▶ [What you need to do]
Reproduce all records exactly.

▶ [Record extracts]
______________________________

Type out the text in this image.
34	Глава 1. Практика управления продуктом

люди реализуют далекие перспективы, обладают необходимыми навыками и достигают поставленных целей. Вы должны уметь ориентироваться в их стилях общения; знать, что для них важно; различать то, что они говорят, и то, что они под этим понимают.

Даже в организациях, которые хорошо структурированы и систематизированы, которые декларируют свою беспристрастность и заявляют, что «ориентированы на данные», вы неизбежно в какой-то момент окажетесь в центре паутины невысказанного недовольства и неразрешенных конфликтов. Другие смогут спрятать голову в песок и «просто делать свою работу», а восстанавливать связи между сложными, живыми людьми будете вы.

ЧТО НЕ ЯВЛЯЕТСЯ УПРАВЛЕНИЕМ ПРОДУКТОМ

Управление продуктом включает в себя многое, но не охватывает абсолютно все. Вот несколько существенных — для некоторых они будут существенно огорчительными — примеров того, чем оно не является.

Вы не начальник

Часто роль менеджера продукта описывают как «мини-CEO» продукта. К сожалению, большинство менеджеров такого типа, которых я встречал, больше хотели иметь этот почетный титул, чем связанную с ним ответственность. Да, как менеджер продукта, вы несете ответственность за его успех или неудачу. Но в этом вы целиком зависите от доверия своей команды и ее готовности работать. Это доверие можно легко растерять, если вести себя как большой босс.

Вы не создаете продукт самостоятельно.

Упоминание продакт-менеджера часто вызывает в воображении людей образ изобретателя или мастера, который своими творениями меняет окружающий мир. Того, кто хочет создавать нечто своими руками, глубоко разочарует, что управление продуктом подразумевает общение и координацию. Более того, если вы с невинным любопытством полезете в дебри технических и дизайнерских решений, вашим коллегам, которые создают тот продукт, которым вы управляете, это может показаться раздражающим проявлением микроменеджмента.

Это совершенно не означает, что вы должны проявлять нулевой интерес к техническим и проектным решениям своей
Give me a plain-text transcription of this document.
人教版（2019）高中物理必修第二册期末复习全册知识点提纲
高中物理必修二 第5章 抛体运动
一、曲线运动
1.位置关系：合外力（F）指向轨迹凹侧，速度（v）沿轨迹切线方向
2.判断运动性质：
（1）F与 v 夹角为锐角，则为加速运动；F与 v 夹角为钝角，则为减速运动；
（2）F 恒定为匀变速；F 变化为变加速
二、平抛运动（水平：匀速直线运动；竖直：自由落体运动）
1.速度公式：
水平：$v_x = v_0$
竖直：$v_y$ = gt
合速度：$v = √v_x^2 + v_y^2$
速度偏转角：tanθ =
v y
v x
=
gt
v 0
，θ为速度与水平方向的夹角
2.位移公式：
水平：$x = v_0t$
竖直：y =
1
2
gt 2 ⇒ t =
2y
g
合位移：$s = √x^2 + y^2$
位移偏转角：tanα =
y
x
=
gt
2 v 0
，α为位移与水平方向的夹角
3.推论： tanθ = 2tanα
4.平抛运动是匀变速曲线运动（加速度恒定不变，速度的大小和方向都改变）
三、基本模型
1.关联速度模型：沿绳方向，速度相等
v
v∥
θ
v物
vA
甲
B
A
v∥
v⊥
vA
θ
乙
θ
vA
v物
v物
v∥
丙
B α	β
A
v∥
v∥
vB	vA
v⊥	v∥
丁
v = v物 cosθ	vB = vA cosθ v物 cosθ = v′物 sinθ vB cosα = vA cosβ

______________________________

▶ [Task output]
Type out the text in this image.
34	Глава 1. Практика управления продуктом

люди реализуют далекие перспективы, обладают необходимыми навыками и достигают поставленных целей. Вы должны уметь ориентироваться в их стилях общения; знать, что для них важно; различать то, что они говорят, и то, что они под этим понимают.

Даже в организациях, которые хорошо структурированы и систематизированы, которые декларируют свою беспристрастность и заявляют, что «ориентированы на данные», вы неизбежно в какой-то момент окажетесь в центре паутины невысказанного недовольства и неразрешенных конфликтов. Другие смогут спрятать голову в песок и «просто делать свою работу», а восстанавливать связи между сложными, живыми людьми будете вы.

ЧТО НЕ ЯВЛЯЕТСЯ УПРАВЛЕНИЕМ ПРОДУКТОМ

Управление продуктом включает в себя многое, но не охватывает абсолютно все. Вот несколько существенных — для некоторых они будут существенно огорчительными — примеров того, чем оно не является.

Вы не начальник

Часто роль менеджера продукта описывают как «мини-CEO» продукта. К сожалению, большинство менеджеров такого типа, которых я встречал, больше хотели иметь этот почетный титул, чем связанную с ним ответственность. Да, как менеджер продукта, вы несете ответственность за его успех или неудачу. Но в этом вы целиком зависите от доверия своей команды и ее готовности работать. Это доверие можно легко растерять, если вести себя как большой босс.

Вы не создаете продукт самостоятельно.

Упоминание продакт-менеджера часто вызывает в воображении людей образ изобретателя или мастера, который своими творениями меняет окружающий мир. Того, кто хочет создавать нечто своими руками, глубоко разочарует, что управление продуктом подразумевает общение и координацию. Более того, если вы с невинным любопытством полезете в дебри технических и дизайнерских решений, вашим коллегам, которые создают тот продукт, которым вы управляете, это может показаться раздражающим проявлением микроменеджмента.

Это совершенно не означает, что вы должны проявлять нулевой интерес к техническим и проектным решениям своей
Give me a plain-text transcription of this document.
人教版（2019）高中物理必修第二册期末复习全册知识点提纲
高中物理必修二 第5章 抛体运动
一、曲线运动
1.位置关系：合外力（F）指向轨迹凹侧，速度（v）沿轨迹切线方向
2.判断运动性质：
（1）F与 v 夹角为锐角，则为加速运动；F与 v 夹角为钝角，则为减速运动；
（2）F 恒定为匀变速；F 变化为变加速
二、平抛运动（水平：匀速直线运动；竖直：自由落体运动）
1.速度公式：
水平：$v_x = v_0$
竖直：$v_y$ = gt
合速度：$v = √v_x^2 + v_y^2$
速度偏转角：tanθ =
v y
v x
=
gt
v 0
，θ为速度与水平方向的夹角
2.位移公式：
水平：$x = v_0t$
竖直：y =
1
2
gt 2 ⇒ t =
2y
g
合位移：$s = √x^2 + y^2$
位移偏转角：tanα =
y
x
=
gt
2 v 0
，α为位移与水平方向的夹角
3.推论： tanθ = 2tanα
4.平抛运动是匀变速曲线运动（加速度恒定不变，速度的大小和方向都改变）
三、基本模型
1.关联速度模型：沿绳方向，速度相等
v
v∥
θ
v物
vA
甲
B
A
v∥
v⊥
vA
θ
乙
θ
vA
v物
v物
v∥
丙
B α	β
A
v∥
v∥
vB	vA
v⊥	v∥
丁
v = v物 cosθ	vB = vA cosθ v物 cosθ = v′物 sinθ vB cosα = vA cosβ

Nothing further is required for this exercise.